**DO THIS**
Using the records below, report how many lines hold "influences", with no extra text.

>> Start EXTRACTED ENTRIES

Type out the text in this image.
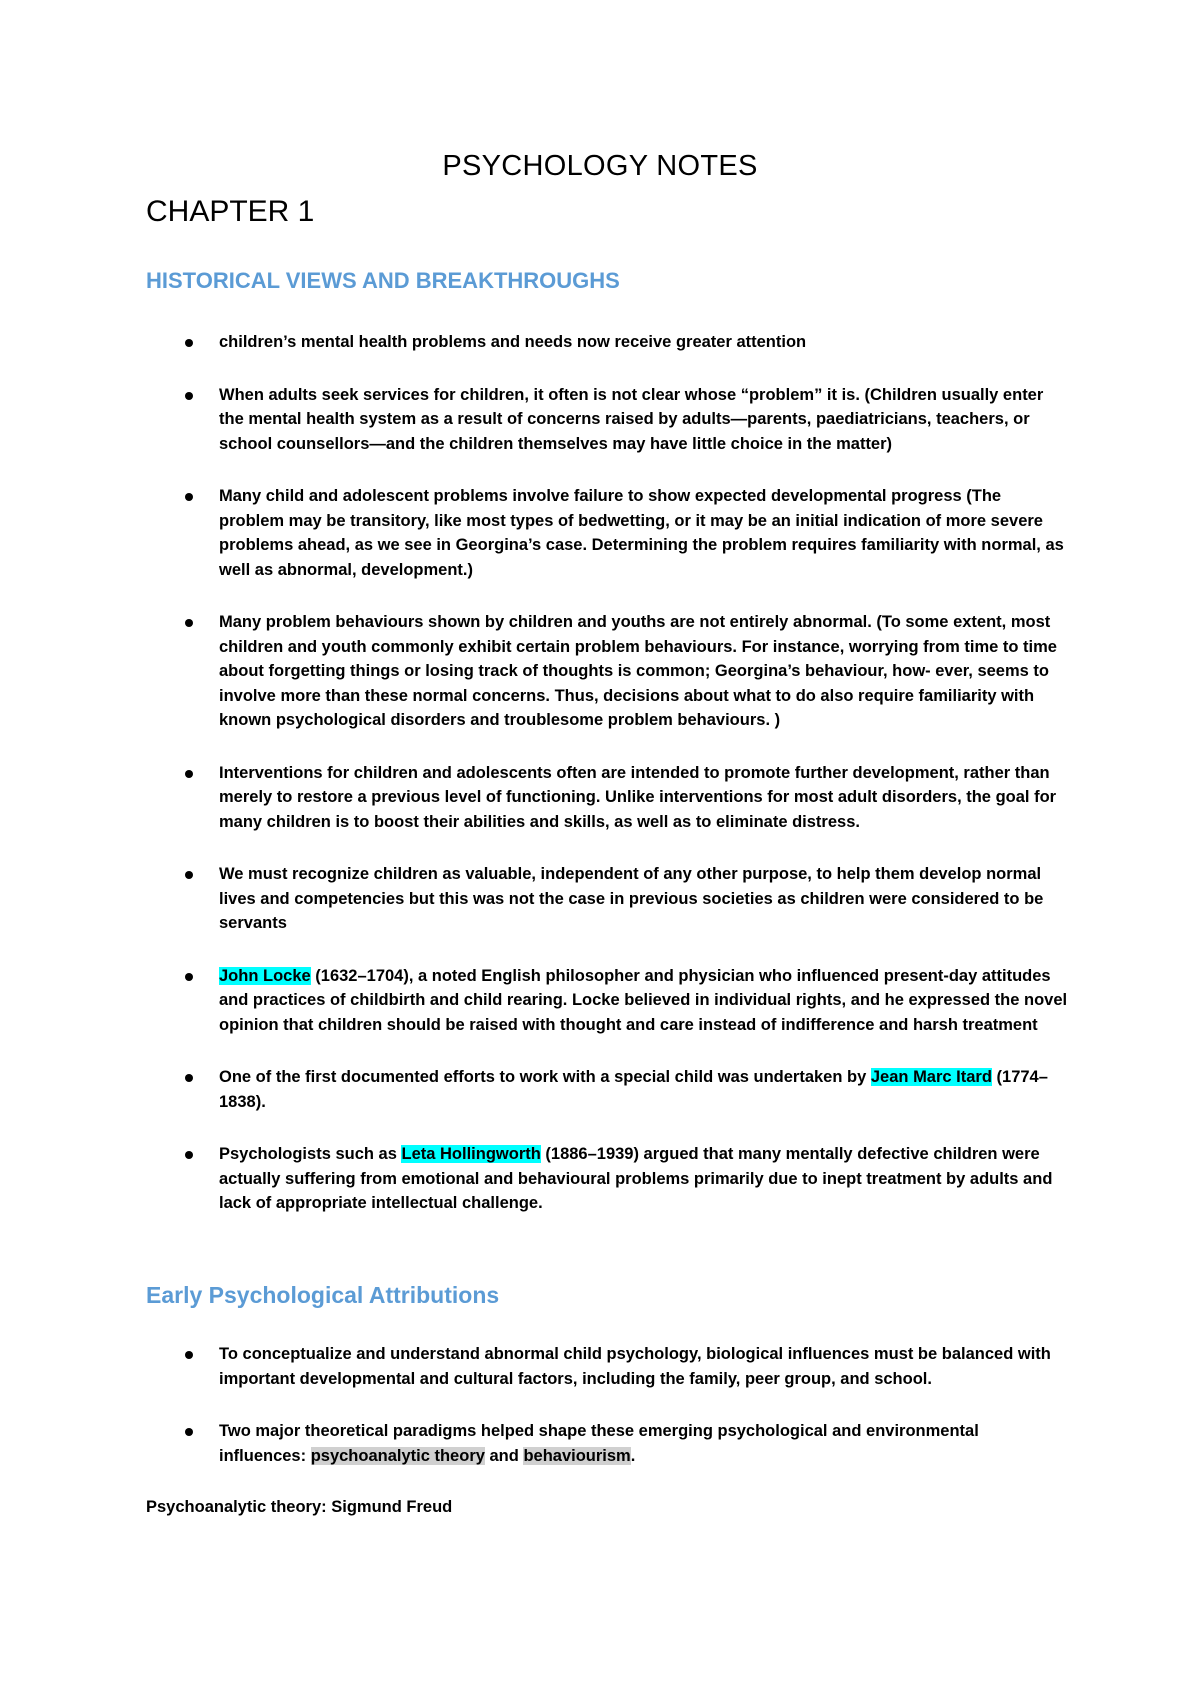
PSYCHOLOGY NOTES
CHAPTER 1
HISTORICAL VIEWS AND BREAKTHROUGHS
children’s mental health problems and needs now receive greater attention
When adults seek services for children, it often is not clear whose “problem” it is. (Children usually enter the mental health system as a result of concerns raised by adults—parents, paediatricians, teachers, or school counsellors—and the children themselves may have little choice in the matter)
Many child and adolescent problems involve failure to show expected developmental progress (The problem may be transitory, like most types of bedwetting, or it may be an initial indication of more severe problems ahead, as we see in Georgina’s case. Determining the problem requires familiarity with normal, as well as abnormal, development.)
Many problem behaviours shown by children and youths are not entirely abnormal. (To some extent, most children and youth commonly exhibit certain problem behaviours. For instance, worrying from time to time about forgetting things or losing track of thoughts is common; Georgina’s behaviour, how- ever, seems to involve more than these normal concerns. Thus, decisions about what to do also require familiarity with known psychological disorders and troublesome problem behaviours. )
Interventions for children and adolescents often are intended to promote further development, rather than merely to restore a previous level of functioning. Unlike interventions for most adult disorders, the goal for many children is to boost their abilities and skills, as well as to eliminate distress.
We must recognize children as valuable, independent of any other purpose, to help them develop normal lives and competencies but this was not the case in previous societies as children were considered to be servants
John Locke (1632–1704), a noted English philosopher and physician who influenced present-day attitudes and practices of childbirth and child rearing. Locke believed in individual rights, and he expressed the novel opinion that children should be raised with thought and care instead of indifference and harsh treatment
One of the first documented efforts to work with a special child was undertaken by Jean Marc Itard (1774–1838).
Psychologists such as Leta Hollingworth (1886–1939) argued that many mentally defective children were actually suffering from emotional and behavioural problems primarily due to inept treatment by adults and lack of appropriate intellectual challenge.
Early Psychological Attributions
To conceptualize and understand abnormal child psychology, biological influences must be balanced with important developmental and cultural factors, including the family, peer group, and school.
Two major theoretical paradigms helped shape these emerging psychological and environmental influences: psychoanalytic theory and behaviourism.

Psychoanalytic theory: Sigmund Freud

>> End EXTRACTED ENTRIES

**WRITTEN RESPONSE**
2